▸ Exercise directions
Show all lines that include the string "又是一年秋天"; copy each one.

▸ Records for this task
>>

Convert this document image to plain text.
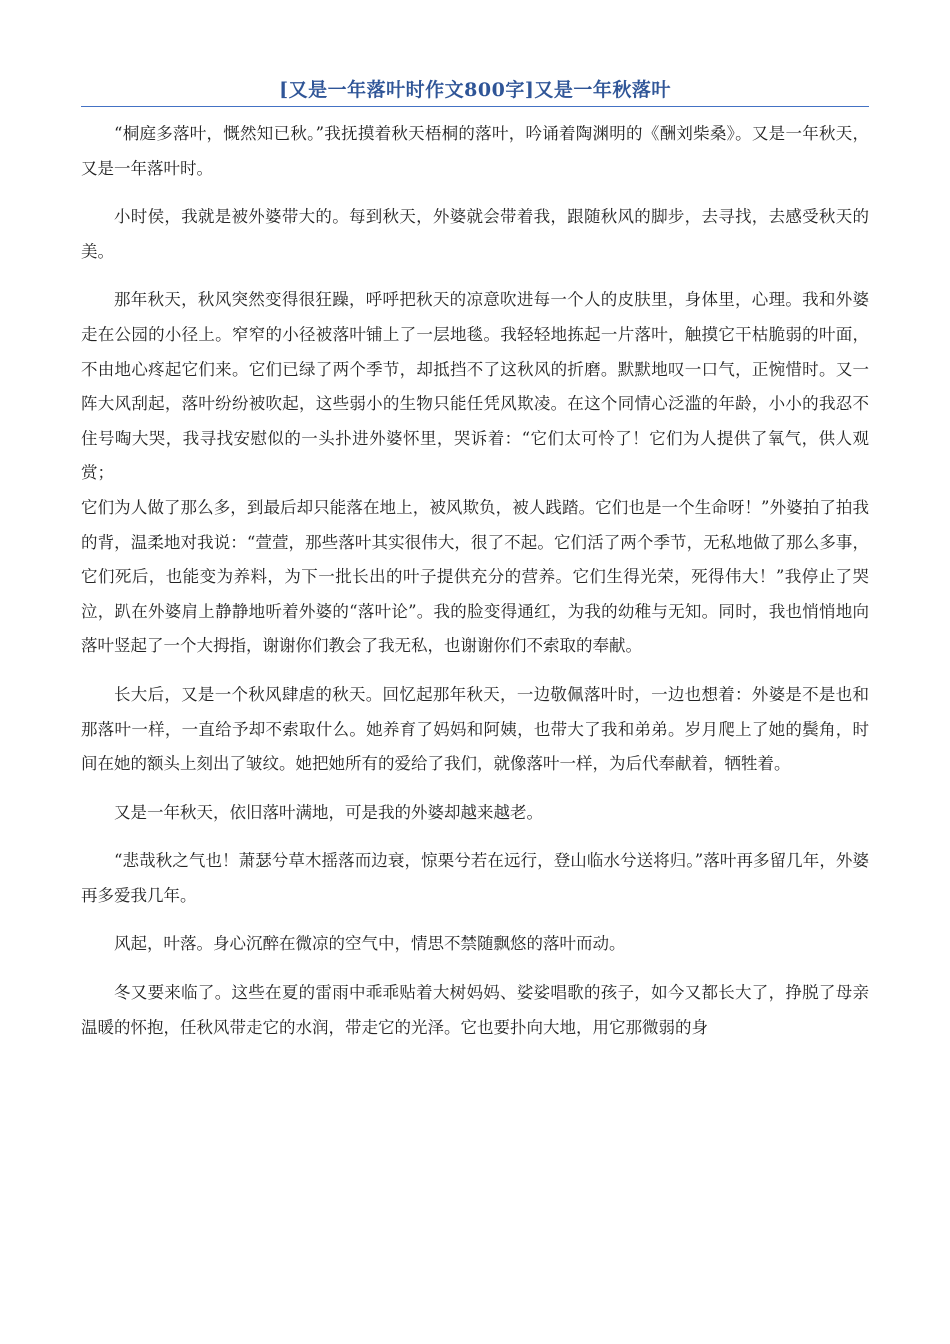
[又是一年落叶时作文800字]又是一年秋落叶

“桐庭多落叶，慨然知已秋。”我抚摸着秋天梧桐的落叶，吟诵着陶渊明的《酬刘柴桑》。又是一年秋天，又是一年落叶时。

小时侯，我就是被外婆带大的。每到秋天，外婆就会带着我，跟随秋风的脚步，去寻找，去感受秋天的美。

那年秋天，秋风突然变得很狂躁，呼呼把秋天的凉意吹进每一个人的皮肤里，身体里，心理。我和外婆走在公园的小径上。窄窄的小径被落叶铺上了一层地毯。我轻轻地拣起一片落叶，触摸它干枯脆弱的叶面，不由地心疼起它们来。它们已绿了两个季节，却抵挡不了这秋风的折磨。默默地叹一口气，正惋惜时。又一阵大风刮起，落叶纷纷被吹起，这些弱小的生物只能任凭风欺凌。在这个同情心泛滥的年龄，小小的我忍不住号啕大哭，我寻找安慰似的一头扑进外婆怀里，哭诉着：“它们太可怜了！它们为人提供了氧气，供人观赏；

它们为人做了那么多，到最后却只能落在地上，被风欺负，被人践踏。它们也是一个生命呀！”外婆拍了拍我的背，温柔地对我说：“萱萱，那些落叶其实很伟大，很了不起。它们活了两个季节，无私地做了那么多事，它们死后，也能变为养料，为下一批长出的叶子提供充分的营养。它们生得光荣，死得伟大！”我停止了哭泣，趴在外婆肩上静静地听着外婆的“落叶论”。我的脸变得通红，为我的幼稚与无知。同时，我也悄悄地向落叶竖起了一个大拇指，谢谢你们教会了我无私，也谢谢你们不索取的奉献。

长大后，又是一个秋风肆虐的秋天。回忆起那年秋天，一边敬佩落叶时，一边也想着：外婆是不是也和那落叶一样，一直给予却不索取什么。她养育了妈妈和阿姨，也带大了我和弟弟。岁月爬上了她的鬓角，时间在她的额头上刻出了皱纹。她把她所有的爱给了我们，就像落叶一样，为后代奉献着，牺牲着。

又是一年秋天，依旧落叶满地，可是我的外婆却越来越老。

“悲哉秋之气也！萧瑟兮草木摇落而边衰，惊栗兮若在远行，登山临水兮送将归。”落叶再多留几年，外婆再多爱我几年。

风起，叶落。身心沉醉在微凉的空气中，情思不禁随飘悠的落叶而动。

冬又要来临了。这些在夏的雷雨中乖乖贴着大树妈妈、娑娑唱歌的孩子，如今又都长大了，挣脱了母亲温暖的怀抱，任秋风带走它的水润，带走它的光泽。它也要扑向大地，用它那微弱的身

<<

▸ Expected answer
“桐庭多落叶，慨然知已秋。”我抚摸着秋天梧桐的落叶，吟诵着陶渊明的《酬刘柴桑》。又是一年秋天，又是一年落叶时。
又是一年秋天，依旧落叶满地，可是我的外婆却越来越老。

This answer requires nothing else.